- [Texte source]:
····················

Album SCHUBERT | Maurizio Pollini, Daniele Pollini | Deutsche Grammophon, 2024

Quand au soir de sa vie, Maurizio Pollini enregistre en 2022 cet album Schubert avec son fils Daniele, il ne sait pas encore que ce sera le dernier d’une longue discographie par laquelle il aura su se maintenir au fil des décennies comme l’un des représentants les plus éminents d’un art du piano à la fois noble, précis, puissant et intimiste. Cet ultime album du maître des atmosphères a pour cela même quelque chose de bouleversant, en empruntant la voie d’une transmission artistique, d’un passage de relais entre générations vers le fils Daniele, pianiste et chef d’orchestre confirmé, par le père Maurizio qui aura tant marqué l’histoire du piano au XXe siècle et au-delà. Choisir Schubert dans cette intention, c’était aussi choisir les nuances d’une musique qui fore dans les raisons fondamentales qui se révèlent en une vie, de se tenir proche d’une définition existentielle de la musique, de son ultime secours quand se présente l’issue et qu’elle mène l’âme vers son « grand pas souverain », pour reprendre l’image de Saint-John Perse.

····················

- [Lignes de données]:
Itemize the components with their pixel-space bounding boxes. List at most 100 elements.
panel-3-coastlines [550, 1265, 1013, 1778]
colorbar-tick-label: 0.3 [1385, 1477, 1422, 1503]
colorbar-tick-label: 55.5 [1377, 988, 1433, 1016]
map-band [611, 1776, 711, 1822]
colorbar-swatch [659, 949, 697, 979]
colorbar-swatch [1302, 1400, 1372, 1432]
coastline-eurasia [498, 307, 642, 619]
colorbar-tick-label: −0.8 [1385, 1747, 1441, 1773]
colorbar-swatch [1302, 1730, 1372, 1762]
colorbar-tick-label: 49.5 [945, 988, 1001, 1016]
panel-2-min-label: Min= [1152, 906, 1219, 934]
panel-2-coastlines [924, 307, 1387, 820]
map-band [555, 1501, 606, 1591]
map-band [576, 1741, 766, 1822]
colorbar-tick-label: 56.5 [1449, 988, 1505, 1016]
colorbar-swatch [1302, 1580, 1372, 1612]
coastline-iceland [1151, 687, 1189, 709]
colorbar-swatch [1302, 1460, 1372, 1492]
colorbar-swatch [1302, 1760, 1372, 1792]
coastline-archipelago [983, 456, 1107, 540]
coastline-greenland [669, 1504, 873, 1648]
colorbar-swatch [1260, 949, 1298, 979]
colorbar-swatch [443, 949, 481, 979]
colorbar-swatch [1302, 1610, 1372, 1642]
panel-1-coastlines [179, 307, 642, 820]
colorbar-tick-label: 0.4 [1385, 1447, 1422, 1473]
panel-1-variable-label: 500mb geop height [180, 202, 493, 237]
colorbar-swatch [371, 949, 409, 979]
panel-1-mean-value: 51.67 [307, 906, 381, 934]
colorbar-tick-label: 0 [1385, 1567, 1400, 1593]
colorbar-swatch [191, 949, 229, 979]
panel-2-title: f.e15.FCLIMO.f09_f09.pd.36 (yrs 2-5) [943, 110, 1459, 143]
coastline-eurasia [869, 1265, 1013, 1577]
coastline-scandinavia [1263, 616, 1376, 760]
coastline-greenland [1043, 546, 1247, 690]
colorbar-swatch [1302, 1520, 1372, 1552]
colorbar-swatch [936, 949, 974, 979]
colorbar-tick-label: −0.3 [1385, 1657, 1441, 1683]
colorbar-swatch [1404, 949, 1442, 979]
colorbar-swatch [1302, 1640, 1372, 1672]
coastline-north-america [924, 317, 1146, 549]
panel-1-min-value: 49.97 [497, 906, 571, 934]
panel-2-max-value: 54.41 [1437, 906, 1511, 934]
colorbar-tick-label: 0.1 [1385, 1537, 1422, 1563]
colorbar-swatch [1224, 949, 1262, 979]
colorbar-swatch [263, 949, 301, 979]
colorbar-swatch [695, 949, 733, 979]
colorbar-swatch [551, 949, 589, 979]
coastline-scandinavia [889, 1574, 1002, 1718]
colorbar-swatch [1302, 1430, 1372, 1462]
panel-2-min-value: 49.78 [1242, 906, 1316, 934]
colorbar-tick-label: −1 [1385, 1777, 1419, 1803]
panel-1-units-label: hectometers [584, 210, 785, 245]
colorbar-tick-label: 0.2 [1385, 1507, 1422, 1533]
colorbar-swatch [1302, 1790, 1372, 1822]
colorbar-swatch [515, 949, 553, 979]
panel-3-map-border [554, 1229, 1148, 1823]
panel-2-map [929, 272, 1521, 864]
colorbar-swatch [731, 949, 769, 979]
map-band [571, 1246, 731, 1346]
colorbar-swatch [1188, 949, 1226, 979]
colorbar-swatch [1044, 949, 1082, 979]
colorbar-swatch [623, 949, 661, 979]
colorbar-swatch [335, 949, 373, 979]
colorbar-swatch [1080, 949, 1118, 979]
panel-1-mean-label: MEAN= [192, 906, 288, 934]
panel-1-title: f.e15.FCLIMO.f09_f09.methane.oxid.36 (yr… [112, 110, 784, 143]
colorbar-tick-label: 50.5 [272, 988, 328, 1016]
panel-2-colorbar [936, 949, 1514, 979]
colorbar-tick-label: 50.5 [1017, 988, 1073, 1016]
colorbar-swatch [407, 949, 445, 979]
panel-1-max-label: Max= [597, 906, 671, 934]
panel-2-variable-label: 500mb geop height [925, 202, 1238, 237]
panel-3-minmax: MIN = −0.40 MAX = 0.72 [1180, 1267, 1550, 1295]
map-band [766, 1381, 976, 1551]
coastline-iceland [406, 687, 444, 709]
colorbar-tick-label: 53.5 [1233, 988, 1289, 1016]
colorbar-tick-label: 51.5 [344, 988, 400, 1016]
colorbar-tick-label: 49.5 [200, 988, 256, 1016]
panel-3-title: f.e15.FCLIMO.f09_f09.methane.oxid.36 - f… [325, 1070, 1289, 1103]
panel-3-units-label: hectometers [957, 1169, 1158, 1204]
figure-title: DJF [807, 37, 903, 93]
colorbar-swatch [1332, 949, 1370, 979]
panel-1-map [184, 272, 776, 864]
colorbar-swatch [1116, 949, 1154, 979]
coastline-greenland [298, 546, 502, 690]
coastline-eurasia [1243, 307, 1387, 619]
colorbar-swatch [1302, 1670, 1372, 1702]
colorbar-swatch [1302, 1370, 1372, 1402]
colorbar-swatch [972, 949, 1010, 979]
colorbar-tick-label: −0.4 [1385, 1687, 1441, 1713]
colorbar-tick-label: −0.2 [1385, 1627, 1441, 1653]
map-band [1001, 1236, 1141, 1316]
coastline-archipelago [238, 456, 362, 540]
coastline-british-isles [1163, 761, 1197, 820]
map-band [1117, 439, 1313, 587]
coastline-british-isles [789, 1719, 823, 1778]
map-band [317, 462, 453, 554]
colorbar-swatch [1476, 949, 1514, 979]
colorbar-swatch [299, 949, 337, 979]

····················

- [Travail demandé]:
a. D'après le texte sur l'album Schubert, pourquoi cet ultime album a-t-il « quelque chose de bouleversant » ? Répondez en une à trois phrases.
b. Répondez, s'il vous plaît, à ces questions sur le texte sur l'album Schubert :
(i) En quelle année Maurizio Pollini enregistre-t-il cet album ?
(ii) Quelles deux activités le texte attribue-t-il à Daniele ?
(iii) À qui le texte emprunte-t-il l'image du « grand pas souverain » ?
c. Poursuivez le texte sur l'album Schubert à partir de sa dernière phrase.
Les lignes n'ont aucun lien avec le texte sur l'album Schubert.

- [Réponses finales]:
a. C'est le dernier album de Maurizio Pollini, enregistré en 2022 alors qu'il ne savait pas encore qu'il clorait sa discographie. Il prend aussi la voie d'une transmission artistique, un passage de relais entre générations du père Maurizio vers son fils Daniele.

b.
(i) En 2022.
(ii) Pianiste et chef d'orchestre.
(iii) À Saint-John Perse.

c.
La Sonate en sol majeur et ses reliefs contrastés
La sonate en sol majeur D. 894 permet de retrouver avec jubilation ce Maurizio Pollini au sommet de son art de ciseler la matière musicale, ce fin dessin des impulsions, cette orfèvrerie de l’énonciation qui du reste, convient d’autant mieux à cette sonate de la limpidité expressive que, bien davantage que les dernières sonates qui explorent le tragique, cette pièce s’organise comme un déploiement. Le premier mouvement Molto moderato e cantabile alterne avec clarté un exposé franc et des développements sinueux qu’il faut savoir maîtriser dans leur déroulement, et l’autorité souveraine de Pollini y pourvoie avec une force tranquille. On le ressent particulièrement quand le chant affleure d’abord en suggestion puis en affirmation, prenant les allures d’une ritournelle que le pianiste mène avec une évidente suavité. Alors quand en une phase de cette exposition, les accords se font plus graves et plus lestés d’obscur, le proverbial balancement schubertien – ce passage rapide du majeur au mineur – emplit l’expression de cette sorte de résolution grave. Pollini y est princier, comme il le fut toujours chez Schubert, héraut d’une sincérité qui ne transige jamais. La résolution permet ici d’enchaîner avec la structure et l’ambiance de l’Andante, qui semble développer le cantabile du premier mouvement et ce, jusqu’en ses accents de gravité. Maurizio Pollini est ici maître du chant et n’hésite pas devant des nuances de solennité dans les modulations scandées de ces phases solennelles. En ce sens, il mène l’Andante comme accroissement d’une certaine inquiétude. Le Menuet tient en son allegro un registre déclamatoire et presque martial où le pianiste ménage un contraste singulier avec le trio aux allures diaphanes. Cette nouvelle identité d’alternance ne laisse pas présager du surcroît de lumière de l’Allegretto final qui en tout cas pour son amorce en rondo, consacre une atmosphère enjouée de danse irisée de dentelles par le musicien qui, poète, saura mener un ciel assombri çà et là, vers un horizon affermi.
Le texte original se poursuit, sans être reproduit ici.